= YOUR GOAL =
Skip the pictures. Repeat everything else in the records word for word.
--- Start MATERIAL SUPPLIED ---
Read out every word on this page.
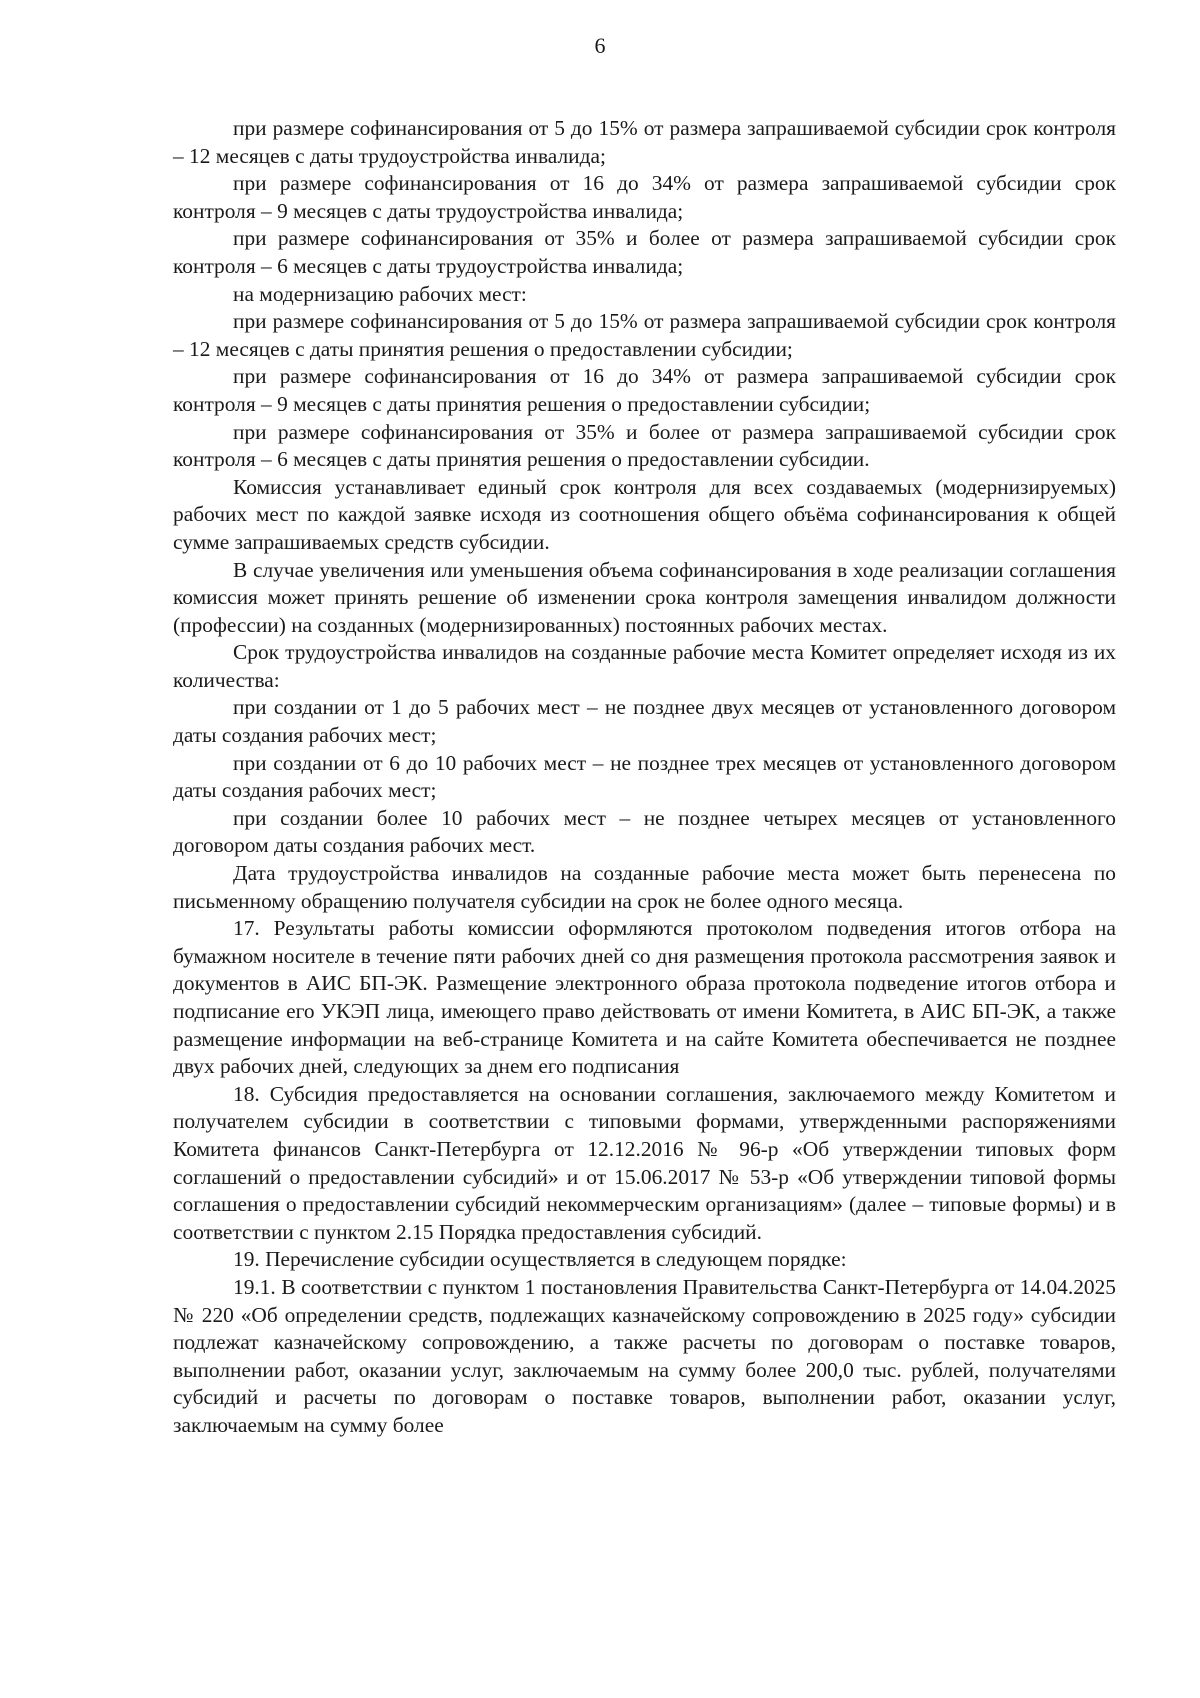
6

при размере софинансирования от 5 до 15% от размера запрашиваемой субсидии срок контроля – 12 месяцев с даты трудоустройства инвалида;

при размере софинансирования от 16 до 34% от размера запрашиваемой субсидии срок контроля – 9 месяцев с даты трудоустройства инвалида;

при размере софинансирования от 35% и более от размера запрашиваемой субсидии срок контроля – 6 месяцев с даты трудоустройства инвалида;

на модернизацию рабочих мест:

при размере софинансирования от 5 до 15% от размера запрашиваемой субсидии срок контроля – 12 месяцев с даты принятия решения о предоставлении субсидии;

при размере софинансирования от 16 до 34% от размера запрашиваемой субсидии срок контроля – 9 месяцев с даты принятия решения о предоставлении субсидии;

при размере софинансирования от 35% и более от размера запрашиваемой субсидии срок контроля – 6 месяцев с даты принятия решения о предоставлении субсидии.

Комиссия устанавливает единый срок контроля для всех создаваемых (модернизируемых) рабочих мест по каждой заявке исходя из соотношения общего объёма софинансирования к общей сумме запрашиваемых средств субсидии.

В случае увеличения или уменьшения объема софинансирования в ходе реализации соглашения комиссия может принять решение об изменении срока контроля замещения инвалидом должности (профессии) на созданных (модернизированных) постоянных рабочих местах.

Срок трудоустройства инвалидов на созданные рабочие места Комитет определяет исходя из их количества:

при создании от 1 до 5 рабочих мест – не позднее двух месяцев от установленного договором даты создания рабочих мест;

при создании от 6 до 10 рабочих мест – не позднее трех месяцев от установленного договором даты создания рабочих мест;

при создании более 10 рабочих мест – не позднее четырех месяцев от установленного договором даты создания рабочих мест.

Дата трудоустройства инвалидов на созданные рабочие места может быть перенесена по письменному обращению получателя субсидии на срок не более одного месяца.

17. Результаты работы комиссии оформляются протоколом подведения итогов отбора на бумажном носителе в течение пяти рабочих дней со дня размещения протокола рассмотрения заявок и документов в АИС БП-ЭК. Размещение электронного образа протокола подведение итогов отбора и подписание его УКЭП лица, имеющего право действовать от имени Комитета, в АИС БП-ЭК, а также размещение информации на веб-странице Комитета и на сайте Комитета обеспечивается не позднее двух рабочих дней, следующих за днем его подписания

18. Субсидия предоставляется на основании соглашения, заключаемого между Комитетом и получателем субсидии в соответствии с типовыми формами, утвержденными распоряжениями Комитета финансов Санкт-Петербурга от 12.12.2016 № 96-р «Об утверждении типовых форм соглашений о предоставлении субсидий» и от 15.06.2017 № 53-р «Об утверждении типовой формы соглашения о предоставлении субсидий некоммерческим организациям» (далее – типовые формы) и в соответствии с пунктом 2.15 Порядка предоставления субсидий.

19. Перечисление субсидии осуществляется в следующем порядке:

19.1. В соответствии с пунктом 1 постановления Правительства Санкт-Петербурга от 14.04.2025 № 220 «Об определении средств, подлежащих казначейскому сопровождению в 2025 году» субсидии подлежат казначейскому сопровождению, а также расчеты по договорам о поставке товаров, выполнении работ, оказании услуг, заключаемым на сумму более 200,0 тыс. рублей, получателями субсидий и расчеты по договорам о поставке товаров, выполнении работ, оказании услуг, заключаемым на сумму более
--- End MATERIAL SUPPLIED ---
= EXERCISE RESULT =
Read out every word on this page.
6

при размере софинансирования от 5 до 15% от размера запрашиваемой субсидии срок контроля – 12 месяцев с даты трудоустройства инвалида;

при размере софинансирования от 16 до 34% от размера запрашиваемой субсидии срок контроля – 9 месяцев с даты трудоустройства инвалида;

при размере софинансирования от 35% и более от размера запрашиваемой субсидии срок контроля – 6 месяцев с даты трудоустройства инвалида;

на модернизацию рабочих мест:

при размере софинансирования от 5 до 15% от размера запрашиваемой субсидии срок контроля – 12 месяцев с даты принятия решения о предоставлении субсидии;

при размере софинансирования от 16 до 34% от размера запрашиваемой субсидии срок контроля – 9 месяцев с даты принятия решения о предоставлении субсидии;

при размере софинансирования от 35% и более от размера запрашиваемой субсидии срок контроля – 6 месяцев с даты принятия решения о предоставлении субсидии.

Комиссия устанавливает единый срок контроля для всех создаваемых (модернизируемых) рабочих мест по каждой заявке исходя из соотношения общего объёма софинансирования к общей сумме запрашиваемых средств субсидии.

В случае увеличения или уменьшения объема софинансирования в ходе реализации соглашения комиссия может принять решение об изменении срока контроля замещения инвалидом должности (профессии) на созданных (модернизированных) постоянных рабочих местах.

Срок трудоустройства инвалидов на созданные рабочие места Комитет определяет исходя из их количества:

при создании от 1 до 5 рабочих мест – не позднее двух месяцев от установленного договором даты создания рабочих мест;

при создании от 6 до 10 рабочих мест – не позднее трех месяцев от установленного договором даты создания рабочих мест;

при создании более 10 рабочих мест – не позднее четырех месяцев от установленного договором даты создания рабочих мест.

Дата трудоустройства инвалидов на созданные рабочие места может быть перенесена по письменному обращению получателя субсидии на срок не более одного месяца.

17. Результаты работы комиссии оформляются протоколом подведения итогов отбора на бумажном носителе в течение пяти рабочих дней со дня размещения протокола рассмотрения заявок и документов в АИС БП-ЭК. Размещение электронного образа протокола подведение итогов отбора и подписание его УКЭП лица, имеющего право действовать от имени Комитета, в АИС БП-ЭК, а также размещение информации на веб-странице Комитета и на сайте Комитета обеспечивается не позднее двух рабочих дней, следующих за днем его подписания

18. Субсидия предоставляется на основании соглашения, заключаемого между Комитетом и получателем субсидии в соответствии с типовыми формами, утвержденными распоряжениями Комитета финансов Санкт-Петербурга от 12.12.2016 № 96-р «Об утверждении типовых форм соглашений о предоставлении субсидий» и от 15.06.2017 № 53-р «Об утверждении типовой формы соглашения о предоставлении субсидий некоммерческим организациям» (далее – типовые формы) и в соответствии с пунктом 2.15 Порядка предоставления субсидий.

19. Перечисление субсидии осуществляется в следующем порядке:

19.1. В соответствии с пунктом 1 постановления Правительства Санкт-Петербурга от 14.04.2025 № 220 «Об определении средств, подлежащих казначейскому сопровождению в 2025 году» субсидии подлежат казначейскому сопровождению, а также расчеты по договорам о поставке товаров, выполнении работ, оказании услуг, заключаемым на сумму более 200,0 тыс. рублей, получателями субсидий и расчеты по договорам о поставке товаров, выполнении работ, оказании услуг, заключаемым на сумму более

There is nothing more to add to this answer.